» WHAT NEEDS TO BE DONE
Images embedded in the records are excluded; print everything else exactly as given.

Data excerpts:
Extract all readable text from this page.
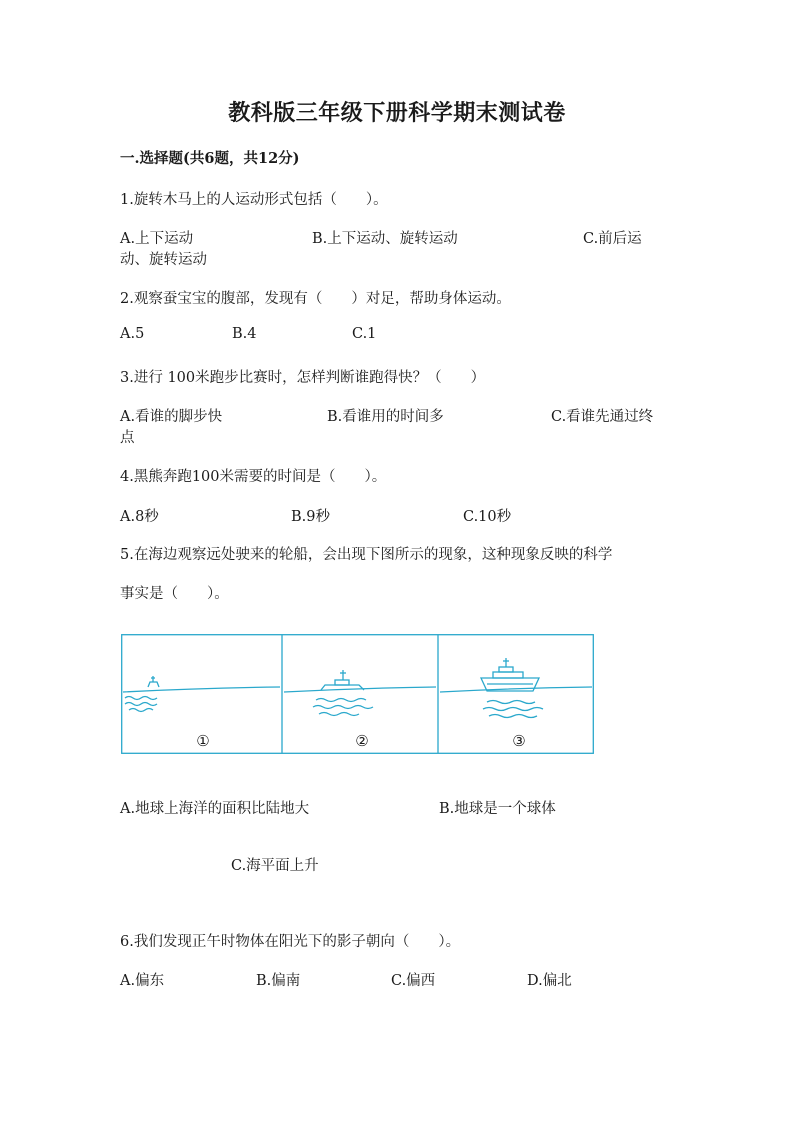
教科版三年级下册科学期末测试卷
一.选择题(共6题，共12分)
1.旋转木马上的人运动形式包括（　　）。
A.上下运动	B.上下运动、旋转运动	C.前后运
动、旋转运动
2.观察蚕宝宝的腹部，发现有（　　）对足，帮助身体运动。
A.5	B.4	C.1
3.进行 100米跑步比赛时，怎样判断谁跑得快？（　　）
A.看谁的脚步快	B.看谁用的时间多	C.看谁先通过终
点
4.黑熊奔跑100米需要的时间是（　　）。
A.8秒	B.9秒	C.10秒
5.在海边观察远处驶来的轮船，会出现下图所示的现象，这种现象反映的科学
事实是（　　）。
①	②	③
A.地球上海洋的面积比陆地大	B.地球是一个球体
C.海平面上升
6.我们发现正午时物体在阳光下的影子朝向（　　）。
A.偏东	B.偏南	C.偏西	D.偏北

» TASK ANSWER
Extract all readable text from this page.
教科版三年级下册科学期末测试卷
一.选择题(共6题，共12分)
1.旋转木马上的人运动形式包括（　　）。
A.上下运动	B.上下运动、旋转运动	C.前后运
动、旋转运动
2.观察蚕宝宝的腹部，发现有（　　）对足，帮助身体运动。
A.5	B.4	C.1
3.进行 100米跑步比赛时，怎样判断谁跑得快？（　　）
A.看谁的脚步快	B.看谁用的时间多	C.看谁先通过终
点
4.黑熊奔跑100米需要的时间是（　　）。
A.8秒	B.9秒	C.10秒
5.在海边观察远处驶来的轮船，会出现下图所示的现象，这种现象反映的科学
事实是（　　）。
①	②	③
A.地球上海洋的面积比陆地大	B.地球是一个球体
C.海平面上升
6.我们发现正午时物体在阳光下的影子朝向（　　）。
A.偏东	B.偏南	C.偏西	D.偏北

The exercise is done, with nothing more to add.